- **Task**
What follows is a set of records; repeat all of them exactly.

Collected data entries
════════
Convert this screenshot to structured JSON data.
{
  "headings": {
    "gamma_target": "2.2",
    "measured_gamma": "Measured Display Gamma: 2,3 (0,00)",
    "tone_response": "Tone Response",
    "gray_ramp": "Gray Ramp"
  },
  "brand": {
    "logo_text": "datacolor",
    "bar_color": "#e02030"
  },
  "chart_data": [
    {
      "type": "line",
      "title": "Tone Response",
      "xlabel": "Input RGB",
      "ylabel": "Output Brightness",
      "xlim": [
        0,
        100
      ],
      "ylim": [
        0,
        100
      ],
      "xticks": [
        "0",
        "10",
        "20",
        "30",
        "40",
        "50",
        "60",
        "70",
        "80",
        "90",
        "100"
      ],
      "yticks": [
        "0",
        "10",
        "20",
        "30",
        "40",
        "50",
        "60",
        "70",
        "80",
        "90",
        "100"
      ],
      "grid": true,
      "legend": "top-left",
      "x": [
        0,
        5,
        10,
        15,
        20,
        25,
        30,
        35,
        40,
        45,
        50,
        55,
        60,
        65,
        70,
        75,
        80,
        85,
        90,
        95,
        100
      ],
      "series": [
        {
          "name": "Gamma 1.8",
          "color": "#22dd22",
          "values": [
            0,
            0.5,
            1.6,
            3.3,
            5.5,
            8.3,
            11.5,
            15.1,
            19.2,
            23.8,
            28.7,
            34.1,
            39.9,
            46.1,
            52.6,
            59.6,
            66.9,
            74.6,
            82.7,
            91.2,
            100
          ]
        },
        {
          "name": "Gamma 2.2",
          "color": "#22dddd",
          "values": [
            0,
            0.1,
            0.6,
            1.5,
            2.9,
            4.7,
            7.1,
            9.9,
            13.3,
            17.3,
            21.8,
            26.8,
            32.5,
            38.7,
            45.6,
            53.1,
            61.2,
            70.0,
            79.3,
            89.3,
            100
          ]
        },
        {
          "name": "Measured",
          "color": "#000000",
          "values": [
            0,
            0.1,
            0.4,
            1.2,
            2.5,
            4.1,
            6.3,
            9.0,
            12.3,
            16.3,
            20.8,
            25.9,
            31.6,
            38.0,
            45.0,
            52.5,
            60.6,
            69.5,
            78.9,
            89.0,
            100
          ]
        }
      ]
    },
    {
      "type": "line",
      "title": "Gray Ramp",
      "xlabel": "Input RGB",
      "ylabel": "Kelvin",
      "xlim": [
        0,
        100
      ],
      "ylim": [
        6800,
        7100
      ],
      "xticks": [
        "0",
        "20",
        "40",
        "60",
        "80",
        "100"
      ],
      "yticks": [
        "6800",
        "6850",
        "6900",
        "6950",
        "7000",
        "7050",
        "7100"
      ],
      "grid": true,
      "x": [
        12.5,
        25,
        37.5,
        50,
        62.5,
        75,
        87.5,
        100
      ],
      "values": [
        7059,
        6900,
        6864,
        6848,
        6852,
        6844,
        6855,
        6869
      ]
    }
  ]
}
════════
- **Output of the exercise**
Convert this screenshot to structured JSON data.
{
  "headings": {
    "gamma_target": "2.2",
    "measured_gamma": "Measured Display Gamma: 2,3 (0,00)",
    "tone_response": "Tone Response",
    "gray_ramp": "Gray Ramp"
  },
  "brand": {
    "logo_text": "datacolor",
    "bar_color": "#e02030"
  },
  "chart_data": [
    {
      "type": "line",
      "title": "Tone Response",
      "xlabel": "Input RGB",
      "ylabel": "Output Brightness",
      "xlim": [
        0,
        100
      ],
      "ylim": [
        0,
        100
      ],
      "xticks": [
        "0",
        "10",
        "20",
        "30",
        "40",
        "50",
        "60",
        "70",
        "80",
        "90",
        "100"
      ],
      "yticks": [
        "0",
        "10",
        "20",
        "30",
        "40",
        "50",
        "60",
        "70",
        "80",
        "90",
        "100"
      ],
      "grid": true,
      "legend": "top-left",
      "x": [
        0,
        5,
        10,
        15,
        20,
        25,
        30,
        35,
        40,
        45,
        50,
        55,
        60,
        65,
        70,
        75,
        80,
        85,
        90,
        95,
        100
      ],
      "series": [
        {
          "name": "Gamma 1.8",
          "color": "#22dd22",
          "values": [
            0,
            0.5,
            1.6,
            3.3,
            5.5,
            8.3,
            11.5,
            15.1,
            19.2,
            23.8,
            28.7,
            34.1,
            39.9,
            46.1,
            52.6,
            59.6,
            66.9,
            74.6,
            82.7,
            91.2,
            100
          ]
        },
        {
          "name": "Gamma 2.2",
          "color": "#22dddd",
          "values": [
            0,
            0.1,
            0.6,
            1.5,
            2.9,
            4.7,
            7.1,
            9.9,
            13.3,
            17.3,
            21.8,
            26.8,
            32.5,
            38.7,
            45.6,
            53.1,
            61.2,
            70.0,
            79.3,
            89.3,
            100
          ]
        },
        {
          "name": "Measured",
          "color": "#000000",
          "values": [
            0,
            0.1,
            0.4,
            1.2,
            2.5,
            4.1,
            6.3,
            9.0,
            12.3,
            16.3,
            20.8,
            25.9,
            31.6,
            38.0,
            45.0,
            52.5,
            60.6,
            69.5,
            78.9,
            89.0,
            100
          ]
        }
      ]
    },
    {
      "type": "line",
      "title": "Gray Ramp",
      "xlabel": "Input RGB",
      "ylabel": "Kelvin",
      "xlim": [
        0,
        100
      ],
      "ylim": [
        6800,
        7100
      ],
      "xticks": [
        "0",
        "20",
        "40",
        "60",
        "80",
        "100"
      ],
      "yticks": [
        "6800",
        "6850",
        "6900",
        "6950",
        "7000",
        "7050",
        "7100"
      ],
      "grid": true,
      "x": [
        12.5,
        25,
        37.5,
        50,
        62.5,
        75,
        87.5,
        100
      ],
      "values": [
        7059,
        6900,
        6864,
        6848,
        6852,
        6844,
        6855,
        6869
      ]
    }
  ]
}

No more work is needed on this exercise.